Count every line in the following entries where the word "structured" appears. Give the count alone.
-- START ENTRIES SUPPLIED --
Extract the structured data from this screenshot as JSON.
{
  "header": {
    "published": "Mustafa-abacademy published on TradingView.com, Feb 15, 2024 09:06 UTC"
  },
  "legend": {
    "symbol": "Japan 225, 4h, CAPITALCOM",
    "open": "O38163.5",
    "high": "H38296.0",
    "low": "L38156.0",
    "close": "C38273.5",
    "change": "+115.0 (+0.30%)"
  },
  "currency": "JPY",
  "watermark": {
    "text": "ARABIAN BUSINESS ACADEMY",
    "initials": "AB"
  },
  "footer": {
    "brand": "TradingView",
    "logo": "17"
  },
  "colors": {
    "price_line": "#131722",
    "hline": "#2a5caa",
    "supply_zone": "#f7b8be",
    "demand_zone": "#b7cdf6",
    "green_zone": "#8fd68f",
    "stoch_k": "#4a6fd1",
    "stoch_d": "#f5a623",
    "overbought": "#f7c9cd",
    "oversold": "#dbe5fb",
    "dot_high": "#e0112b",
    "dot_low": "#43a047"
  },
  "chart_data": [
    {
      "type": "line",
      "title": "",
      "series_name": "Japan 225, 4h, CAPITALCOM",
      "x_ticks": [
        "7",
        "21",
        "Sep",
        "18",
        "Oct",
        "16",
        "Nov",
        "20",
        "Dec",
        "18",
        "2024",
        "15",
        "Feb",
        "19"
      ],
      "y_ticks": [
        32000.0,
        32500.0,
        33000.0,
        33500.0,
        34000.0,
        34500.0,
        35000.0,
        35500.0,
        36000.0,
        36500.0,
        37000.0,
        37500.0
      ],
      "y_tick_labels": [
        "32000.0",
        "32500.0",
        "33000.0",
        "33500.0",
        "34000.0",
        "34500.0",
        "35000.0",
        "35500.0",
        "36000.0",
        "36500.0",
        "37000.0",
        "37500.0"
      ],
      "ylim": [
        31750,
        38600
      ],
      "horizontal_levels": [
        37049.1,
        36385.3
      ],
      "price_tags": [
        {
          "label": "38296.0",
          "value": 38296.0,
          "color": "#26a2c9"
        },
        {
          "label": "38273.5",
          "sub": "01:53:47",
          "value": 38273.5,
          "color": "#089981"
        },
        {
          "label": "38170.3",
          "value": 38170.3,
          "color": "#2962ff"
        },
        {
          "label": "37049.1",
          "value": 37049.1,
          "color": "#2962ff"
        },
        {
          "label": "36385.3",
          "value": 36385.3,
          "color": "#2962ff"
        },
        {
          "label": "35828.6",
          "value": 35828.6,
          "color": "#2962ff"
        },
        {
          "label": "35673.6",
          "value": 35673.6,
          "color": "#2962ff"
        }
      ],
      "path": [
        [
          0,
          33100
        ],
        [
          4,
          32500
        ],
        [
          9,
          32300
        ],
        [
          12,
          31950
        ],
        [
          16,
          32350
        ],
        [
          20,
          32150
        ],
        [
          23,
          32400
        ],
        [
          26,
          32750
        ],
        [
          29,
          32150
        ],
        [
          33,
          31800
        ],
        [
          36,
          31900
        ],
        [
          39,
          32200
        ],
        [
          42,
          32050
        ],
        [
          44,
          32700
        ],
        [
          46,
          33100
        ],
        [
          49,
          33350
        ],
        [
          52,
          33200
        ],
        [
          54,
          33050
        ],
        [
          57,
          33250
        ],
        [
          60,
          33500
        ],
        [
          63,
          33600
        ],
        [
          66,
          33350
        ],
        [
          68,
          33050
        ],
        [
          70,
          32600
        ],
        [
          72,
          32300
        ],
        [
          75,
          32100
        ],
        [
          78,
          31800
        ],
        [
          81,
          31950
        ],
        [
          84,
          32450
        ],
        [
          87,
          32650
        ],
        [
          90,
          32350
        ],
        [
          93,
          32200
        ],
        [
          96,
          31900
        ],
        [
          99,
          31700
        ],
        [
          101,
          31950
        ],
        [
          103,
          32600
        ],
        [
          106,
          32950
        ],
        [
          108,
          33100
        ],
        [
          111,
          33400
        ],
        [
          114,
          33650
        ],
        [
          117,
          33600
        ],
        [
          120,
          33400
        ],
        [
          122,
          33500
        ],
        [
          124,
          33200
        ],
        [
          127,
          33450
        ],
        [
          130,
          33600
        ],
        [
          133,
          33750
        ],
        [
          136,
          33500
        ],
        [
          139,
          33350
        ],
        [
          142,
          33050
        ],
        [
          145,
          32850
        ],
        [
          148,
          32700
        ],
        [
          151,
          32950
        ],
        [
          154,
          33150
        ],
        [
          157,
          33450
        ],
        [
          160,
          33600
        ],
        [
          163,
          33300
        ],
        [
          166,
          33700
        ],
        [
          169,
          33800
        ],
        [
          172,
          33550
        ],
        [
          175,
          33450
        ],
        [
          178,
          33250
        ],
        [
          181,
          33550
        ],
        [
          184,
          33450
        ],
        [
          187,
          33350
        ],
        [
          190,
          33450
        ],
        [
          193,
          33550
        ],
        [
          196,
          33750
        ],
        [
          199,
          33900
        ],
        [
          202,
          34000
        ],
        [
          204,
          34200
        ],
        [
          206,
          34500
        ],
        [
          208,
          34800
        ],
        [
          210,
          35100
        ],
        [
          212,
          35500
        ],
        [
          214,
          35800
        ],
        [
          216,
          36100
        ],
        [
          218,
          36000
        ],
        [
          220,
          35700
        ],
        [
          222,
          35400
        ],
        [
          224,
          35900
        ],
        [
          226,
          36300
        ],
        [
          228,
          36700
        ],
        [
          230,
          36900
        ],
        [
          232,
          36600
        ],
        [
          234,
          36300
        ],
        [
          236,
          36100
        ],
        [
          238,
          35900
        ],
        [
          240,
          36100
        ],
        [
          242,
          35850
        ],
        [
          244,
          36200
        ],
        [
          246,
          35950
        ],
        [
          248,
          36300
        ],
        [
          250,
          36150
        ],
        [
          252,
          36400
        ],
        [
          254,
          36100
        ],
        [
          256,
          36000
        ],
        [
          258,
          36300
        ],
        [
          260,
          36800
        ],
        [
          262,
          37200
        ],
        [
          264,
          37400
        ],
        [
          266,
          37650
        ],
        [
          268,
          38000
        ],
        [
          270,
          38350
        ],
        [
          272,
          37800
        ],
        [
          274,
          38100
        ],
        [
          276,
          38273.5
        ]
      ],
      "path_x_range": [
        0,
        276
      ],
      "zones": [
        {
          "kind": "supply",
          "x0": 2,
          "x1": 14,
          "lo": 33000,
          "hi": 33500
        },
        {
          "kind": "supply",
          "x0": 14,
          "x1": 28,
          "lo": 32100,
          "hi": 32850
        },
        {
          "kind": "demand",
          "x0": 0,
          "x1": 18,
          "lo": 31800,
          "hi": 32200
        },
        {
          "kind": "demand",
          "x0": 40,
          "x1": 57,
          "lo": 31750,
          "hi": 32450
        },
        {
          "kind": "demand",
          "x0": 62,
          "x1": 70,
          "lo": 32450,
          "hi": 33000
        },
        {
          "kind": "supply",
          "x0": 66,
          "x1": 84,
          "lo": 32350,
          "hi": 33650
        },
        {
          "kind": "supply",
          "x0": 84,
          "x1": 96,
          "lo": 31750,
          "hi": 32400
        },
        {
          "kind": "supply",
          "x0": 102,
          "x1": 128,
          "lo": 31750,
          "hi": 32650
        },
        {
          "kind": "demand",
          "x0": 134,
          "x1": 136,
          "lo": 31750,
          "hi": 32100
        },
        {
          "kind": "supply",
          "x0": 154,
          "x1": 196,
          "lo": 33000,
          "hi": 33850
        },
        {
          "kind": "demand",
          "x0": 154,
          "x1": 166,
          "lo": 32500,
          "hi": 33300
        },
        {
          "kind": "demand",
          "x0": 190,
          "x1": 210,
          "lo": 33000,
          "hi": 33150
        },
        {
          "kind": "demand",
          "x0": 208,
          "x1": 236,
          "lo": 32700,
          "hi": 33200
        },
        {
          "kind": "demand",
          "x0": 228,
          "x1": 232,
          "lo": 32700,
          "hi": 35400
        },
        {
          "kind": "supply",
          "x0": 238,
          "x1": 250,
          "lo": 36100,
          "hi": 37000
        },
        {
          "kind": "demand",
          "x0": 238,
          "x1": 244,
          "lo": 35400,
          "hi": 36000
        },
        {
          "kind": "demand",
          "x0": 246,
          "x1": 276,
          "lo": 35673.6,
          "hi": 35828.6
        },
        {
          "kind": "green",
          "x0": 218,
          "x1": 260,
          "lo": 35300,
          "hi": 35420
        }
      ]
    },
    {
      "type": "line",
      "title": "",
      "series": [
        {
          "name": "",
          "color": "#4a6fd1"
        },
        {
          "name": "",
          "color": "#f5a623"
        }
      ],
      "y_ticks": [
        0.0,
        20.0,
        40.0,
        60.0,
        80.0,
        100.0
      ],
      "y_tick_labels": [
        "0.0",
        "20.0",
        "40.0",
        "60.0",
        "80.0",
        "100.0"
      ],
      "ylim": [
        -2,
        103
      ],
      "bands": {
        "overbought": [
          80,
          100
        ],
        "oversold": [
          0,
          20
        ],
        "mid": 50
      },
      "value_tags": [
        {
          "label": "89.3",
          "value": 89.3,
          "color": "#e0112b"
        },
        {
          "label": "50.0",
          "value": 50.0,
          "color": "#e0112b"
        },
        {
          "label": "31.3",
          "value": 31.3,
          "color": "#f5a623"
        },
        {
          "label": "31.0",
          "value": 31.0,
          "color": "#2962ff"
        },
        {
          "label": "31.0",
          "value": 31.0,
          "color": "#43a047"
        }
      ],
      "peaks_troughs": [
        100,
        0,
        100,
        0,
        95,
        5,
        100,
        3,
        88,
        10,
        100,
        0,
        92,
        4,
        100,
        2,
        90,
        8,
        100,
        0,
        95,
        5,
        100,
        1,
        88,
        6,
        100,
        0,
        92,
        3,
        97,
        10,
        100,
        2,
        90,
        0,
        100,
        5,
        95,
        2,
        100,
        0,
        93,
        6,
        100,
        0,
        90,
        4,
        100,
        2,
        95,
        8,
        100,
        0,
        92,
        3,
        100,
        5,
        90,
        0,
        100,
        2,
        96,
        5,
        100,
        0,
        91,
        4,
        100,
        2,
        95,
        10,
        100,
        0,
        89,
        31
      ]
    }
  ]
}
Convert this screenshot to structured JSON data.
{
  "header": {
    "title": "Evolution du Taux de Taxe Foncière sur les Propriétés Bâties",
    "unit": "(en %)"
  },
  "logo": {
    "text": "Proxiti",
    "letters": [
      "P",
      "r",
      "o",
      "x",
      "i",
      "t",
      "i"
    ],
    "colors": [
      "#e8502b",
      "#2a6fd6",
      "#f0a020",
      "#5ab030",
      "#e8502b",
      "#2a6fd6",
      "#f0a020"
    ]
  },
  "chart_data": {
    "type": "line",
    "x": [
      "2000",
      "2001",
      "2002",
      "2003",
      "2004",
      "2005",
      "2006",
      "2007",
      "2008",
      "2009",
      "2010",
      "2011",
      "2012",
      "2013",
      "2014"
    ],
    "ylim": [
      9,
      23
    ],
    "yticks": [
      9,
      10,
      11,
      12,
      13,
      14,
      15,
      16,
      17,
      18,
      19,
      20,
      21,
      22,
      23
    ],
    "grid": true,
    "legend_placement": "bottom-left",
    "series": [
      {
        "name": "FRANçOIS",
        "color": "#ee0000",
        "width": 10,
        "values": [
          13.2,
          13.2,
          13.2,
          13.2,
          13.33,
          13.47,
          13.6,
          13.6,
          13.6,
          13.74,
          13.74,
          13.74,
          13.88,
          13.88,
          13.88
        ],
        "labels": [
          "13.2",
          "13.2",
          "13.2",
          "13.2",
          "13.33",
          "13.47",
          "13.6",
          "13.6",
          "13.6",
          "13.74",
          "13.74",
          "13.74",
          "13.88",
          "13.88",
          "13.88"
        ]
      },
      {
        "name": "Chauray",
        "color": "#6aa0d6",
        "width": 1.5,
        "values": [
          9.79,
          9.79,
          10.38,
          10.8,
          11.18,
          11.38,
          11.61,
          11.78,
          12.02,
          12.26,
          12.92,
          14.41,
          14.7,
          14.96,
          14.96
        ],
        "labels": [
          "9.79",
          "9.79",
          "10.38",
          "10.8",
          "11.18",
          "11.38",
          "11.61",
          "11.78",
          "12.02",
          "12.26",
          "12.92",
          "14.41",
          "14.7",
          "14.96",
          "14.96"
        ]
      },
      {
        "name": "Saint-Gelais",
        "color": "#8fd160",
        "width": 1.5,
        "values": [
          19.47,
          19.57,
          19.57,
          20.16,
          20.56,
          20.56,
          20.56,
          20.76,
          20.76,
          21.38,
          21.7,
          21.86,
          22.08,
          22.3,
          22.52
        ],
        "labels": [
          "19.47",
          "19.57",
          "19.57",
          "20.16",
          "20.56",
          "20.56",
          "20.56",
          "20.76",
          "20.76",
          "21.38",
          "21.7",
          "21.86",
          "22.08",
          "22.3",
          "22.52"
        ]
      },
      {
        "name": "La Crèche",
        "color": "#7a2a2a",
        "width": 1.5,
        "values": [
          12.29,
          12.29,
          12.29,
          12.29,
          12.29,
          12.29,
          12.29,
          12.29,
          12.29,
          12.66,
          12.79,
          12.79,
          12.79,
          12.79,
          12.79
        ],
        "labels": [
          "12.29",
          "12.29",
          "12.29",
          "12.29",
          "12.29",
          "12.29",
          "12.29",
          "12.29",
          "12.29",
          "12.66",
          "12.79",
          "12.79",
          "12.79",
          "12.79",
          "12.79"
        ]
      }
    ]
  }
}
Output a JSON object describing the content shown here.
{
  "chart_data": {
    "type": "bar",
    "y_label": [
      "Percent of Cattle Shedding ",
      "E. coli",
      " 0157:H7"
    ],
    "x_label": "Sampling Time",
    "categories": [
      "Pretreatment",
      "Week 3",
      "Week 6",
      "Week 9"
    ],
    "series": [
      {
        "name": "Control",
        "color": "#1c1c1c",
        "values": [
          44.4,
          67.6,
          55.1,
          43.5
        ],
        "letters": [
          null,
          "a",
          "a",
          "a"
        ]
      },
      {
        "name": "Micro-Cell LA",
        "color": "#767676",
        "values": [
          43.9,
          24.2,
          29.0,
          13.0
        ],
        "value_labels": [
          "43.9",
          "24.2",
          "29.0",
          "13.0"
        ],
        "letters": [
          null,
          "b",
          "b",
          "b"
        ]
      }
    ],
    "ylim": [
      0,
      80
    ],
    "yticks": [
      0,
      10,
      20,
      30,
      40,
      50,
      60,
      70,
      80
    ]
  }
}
-- END ENTRIES SUPPLIED --
◆ **FINISHED EXERCISE**: 2